## [Given instruction]
Repeat every record below exactly, leaving out the pictures.

## [Extracted material]
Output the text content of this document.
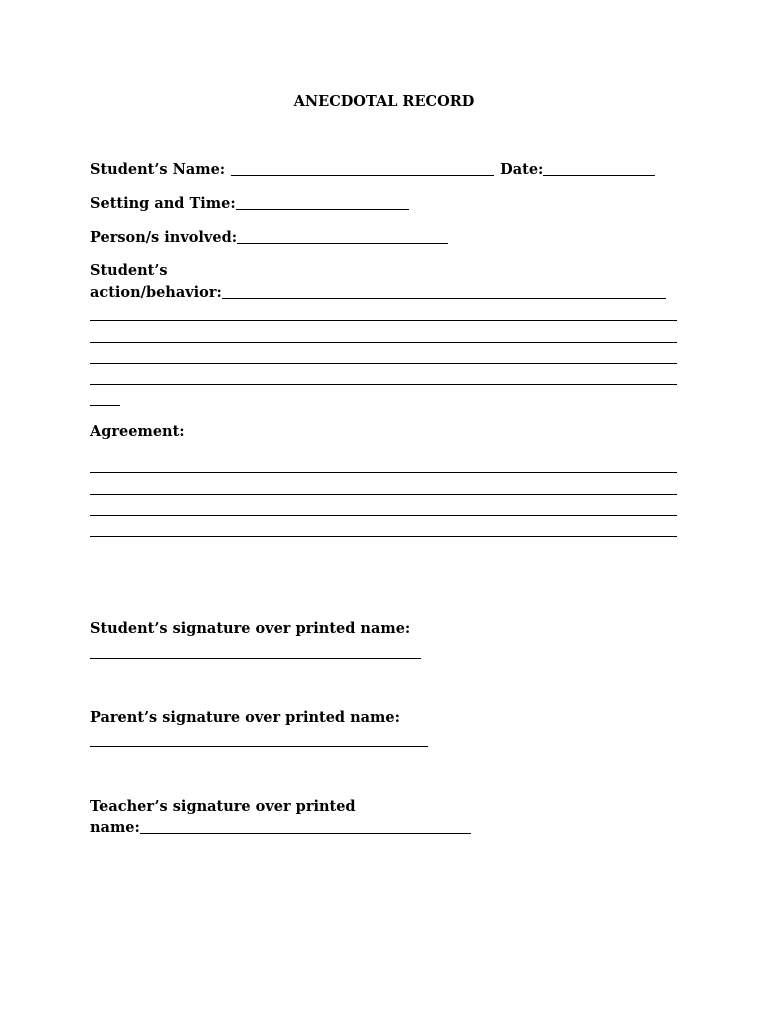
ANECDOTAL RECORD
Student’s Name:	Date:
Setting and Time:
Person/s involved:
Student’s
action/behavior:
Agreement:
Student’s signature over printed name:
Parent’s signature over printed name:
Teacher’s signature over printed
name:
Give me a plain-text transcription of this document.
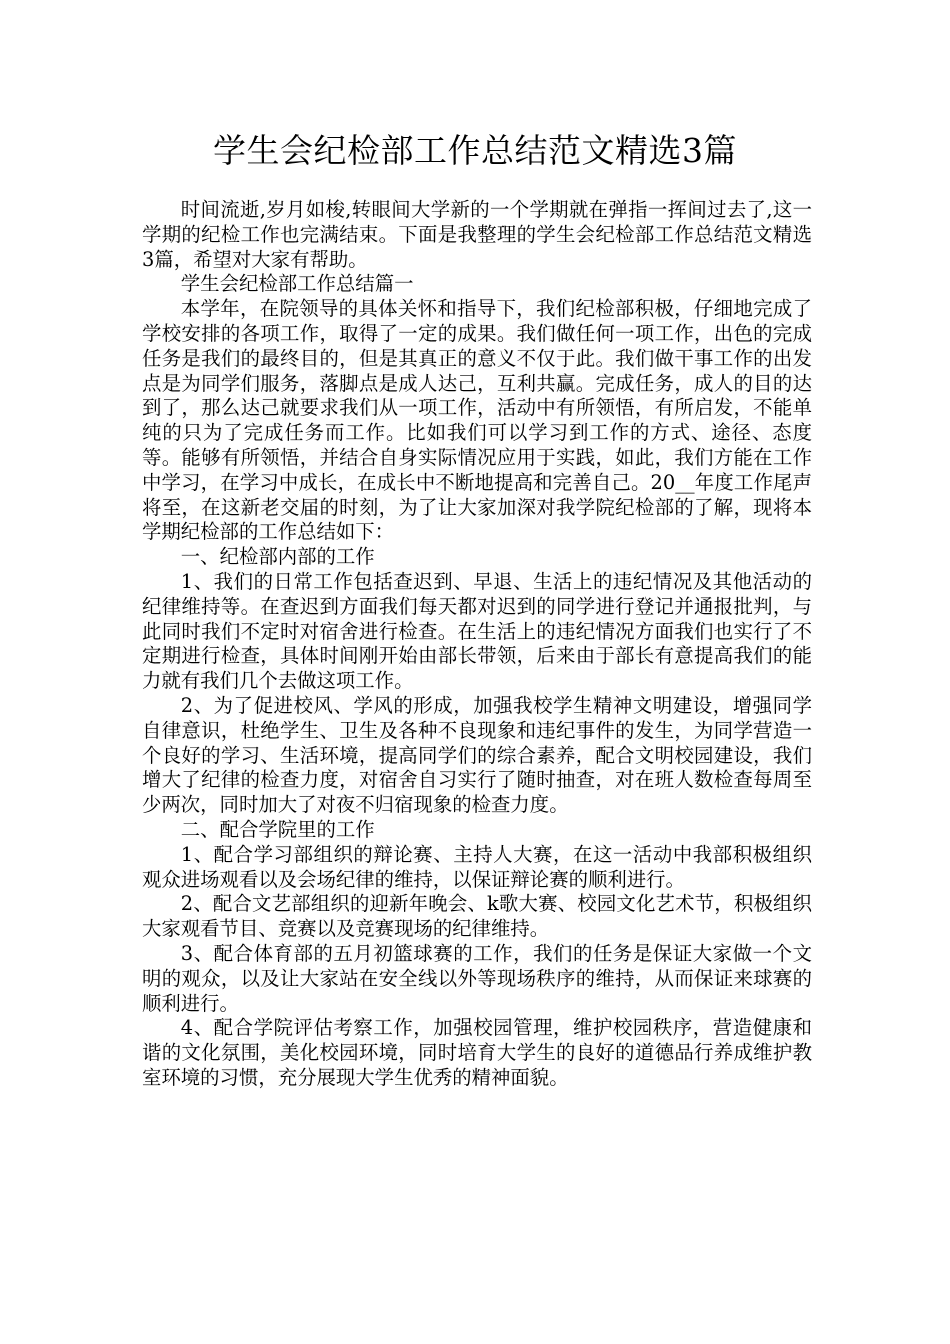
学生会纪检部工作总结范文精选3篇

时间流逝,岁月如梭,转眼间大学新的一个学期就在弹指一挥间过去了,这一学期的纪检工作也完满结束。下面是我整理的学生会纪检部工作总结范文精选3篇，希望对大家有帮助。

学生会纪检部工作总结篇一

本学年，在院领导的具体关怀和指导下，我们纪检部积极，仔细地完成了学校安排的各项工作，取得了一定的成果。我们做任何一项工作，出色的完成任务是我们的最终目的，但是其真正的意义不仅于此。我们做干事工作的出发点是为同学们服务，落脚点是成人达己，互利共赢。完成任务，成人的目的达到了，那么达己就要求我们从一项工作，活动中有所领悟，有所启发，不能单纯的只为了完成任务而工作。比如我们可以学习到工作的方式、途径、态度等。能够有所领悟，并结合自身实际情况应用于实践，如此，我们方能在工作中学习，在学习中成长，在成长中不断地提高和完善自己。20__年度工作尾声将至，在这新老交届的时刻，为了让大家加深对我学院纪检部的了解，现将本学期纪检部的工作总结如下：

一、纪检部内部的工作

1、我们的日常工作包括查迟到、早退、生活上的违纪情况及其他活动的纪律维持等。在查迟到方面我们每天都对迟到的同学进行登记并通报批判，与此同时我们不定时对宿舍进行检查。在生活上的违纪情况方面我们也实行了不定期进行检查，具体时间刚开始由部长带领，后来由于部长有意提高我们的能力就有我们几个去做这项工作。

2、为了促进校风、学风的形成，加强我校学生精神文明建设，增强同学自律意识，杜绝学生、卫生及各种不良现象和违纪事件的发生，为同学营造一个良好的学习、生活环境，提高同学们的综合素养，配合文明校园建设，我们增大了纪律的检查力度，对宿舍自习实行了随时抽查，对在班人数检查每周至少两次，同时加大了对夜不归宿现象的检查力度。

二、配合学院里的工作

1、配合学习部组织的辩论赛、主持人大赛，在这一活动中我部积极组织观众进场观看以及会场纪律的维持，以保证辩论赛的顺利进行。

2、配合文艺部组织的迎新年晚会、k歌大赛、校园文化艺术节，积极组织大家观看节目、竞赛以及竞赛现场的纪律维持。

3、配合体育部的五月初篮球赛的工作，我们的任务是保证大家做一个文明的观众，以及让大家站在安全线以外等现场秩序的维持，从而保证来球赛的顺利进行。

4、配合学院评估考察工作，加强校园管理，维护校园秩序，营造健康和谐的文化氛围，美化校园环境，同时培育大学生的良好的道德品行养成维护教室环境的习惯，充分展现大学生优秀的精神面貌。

## [Answer for the task]
Output the text content of this document.
ANECDOTAL RECORD
Student’s Name:	Date:
Setting and Time:
Person/s involved:
Student’s
action/behavior:
Agreement:
Student’s signature over printed name:
Parent’s signature over printed name:
Teacher’s signature over printed
name:
Give me a plain-text transcription of this document.
学生会纪检部工作总结范文精选3篇

时间流逝,岁月如梭,转眼间大学新的一个学期就在弹指一挥间过去了,这一学期的纪检工作也完满结束。下面是我整理的学生会纪检部工作总结范文精选3篇，希望对大家有帮助。

学生会纪检部工作总结篇一

本学年，在院领导的具体关怀和指导下，我们纪检部积极，仔细地完成了学校安排的各项工作，取得了一定的成果。我们做任何一项工作，出色的完成任务是我们的最终目的，但是其真正的意义不仅于此。我们做干事工作的出发点是为同学们服务，落脚点是成人达己，互利共赢。完成任务，成人的目的达到了，那么达己就要求我们从一项工作，活动中有所领悟，有所启发，不能单纯的只为了完成任务而工作。比如我们可以学习到工作的方式、途径、态度等。能够有所领悟，并结合自身实际情况应用于实践，如此，我们方能在工作中学习，在学习中成长，在成长中不断地提高和完善自己。20__年度工作尾声将至，在这新老交届的时刻，为了让大家加深对我学院纪检部的了解，现将本学期纪检部的工作总结如下：

一、纪检部内部的工作

1、我们的日常工作包括查迟到、早退、生活上的违纪情况及其他活动的纪律维持等。在查迟到方面我们每天都对迟到的同学进行登记并通报批判，与此同时我们不定时对宿舍进行检查。在生活上的违纪情况方面我们也实行了不定期进行检查，具体时间刚开始由部长带领，后来由于部长有意提高我们的能力就有我们几个去做这项工作。

2、为了促进校风、学风的形成，加强我校学生精神文明建设，增强同学自律意识，杜绝学生、卫生及各种不良现象和违纪事件的发生，为同学营造一个良好的学习、生活环境，提高同学们的综合素养，配合文明校园建设，我们增大了纪律的检查力度，对宿舍自习实行了随时抽查，对在班人数检查每周至少两次，同时加大了对夜不归宿现象的检查力度。

二、配合学院里的工作

1、配合学习部组织的辩论赛、主持人大赛，在这一活动中我部积极组织观众进场观看以及会场纪律的维持，以保证辩论赛的顺利进行。

2、配合文艺部组织的迎新年晚会、k歌大赛、校园文化艺术节，积极组织大家观看节目、竞赛以及竞赛现场的纪律维持。

3、配合体育部的五月初篮球赛的工作，我们的任务是保证大家做一个文明的观众，以及让大家站在安全线以外等现场秩序的维持，从而保证来球赛的顺利进行。

4、配合学院评估考察工作，加强校园管理，维护校园秩序，营造健康和谐的文化氛围，美化校园环境，同时培育大学生的良好的道德品行养成维护教室环境的习惯，充分展现大学生优秀的精神面貌。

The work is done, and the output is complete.